* What this task involves
Look through the listing below and report how many lines contain "Natural", as a bare number.

* Records shown

<<<<

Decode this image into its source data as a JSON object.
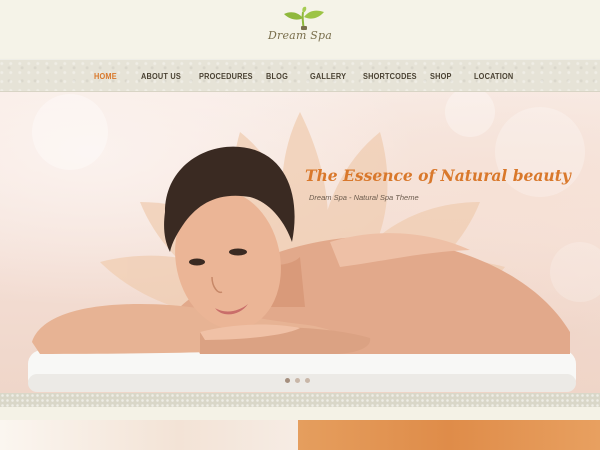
{
  "brand": {
    "logo_text": "Dream Spa",
    "logo_icon": "leaf-logo-icon",
    "colors": {
      "accent": "#d9782b",
      "leaf": "#8fb83c",
      "nav_text": "#4a4233"
    }
  },
  "nav": {
    "items": [
      {
        "label": "HOME",
        "active": true
      },
      {
        "label": "ABOUT US",
        "active": false
      },
      {
        "label": "PROCEDURES",
        "active": false
      },
      {
        "label": "BLOG",
        "active": false
      },
      {
        "label": "GALLERY",
        "active": false
      },
      {
        "label": "SHORTCODES",
        "active": false
      },
      {
        "label": "SHOP",
        "active": false
      },
      {
        "label": "LOCATION",
        "active": false
      }
    ]
  },
  "hero": {
    "title": "The Essence of Natural beauty",
    "subtitle": "Dream Spa - Natural Spa Theme",
    "slides": {
      "count": 3,
      "active_index": 0
    }
  }
}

>>>>

* Answer for the task
2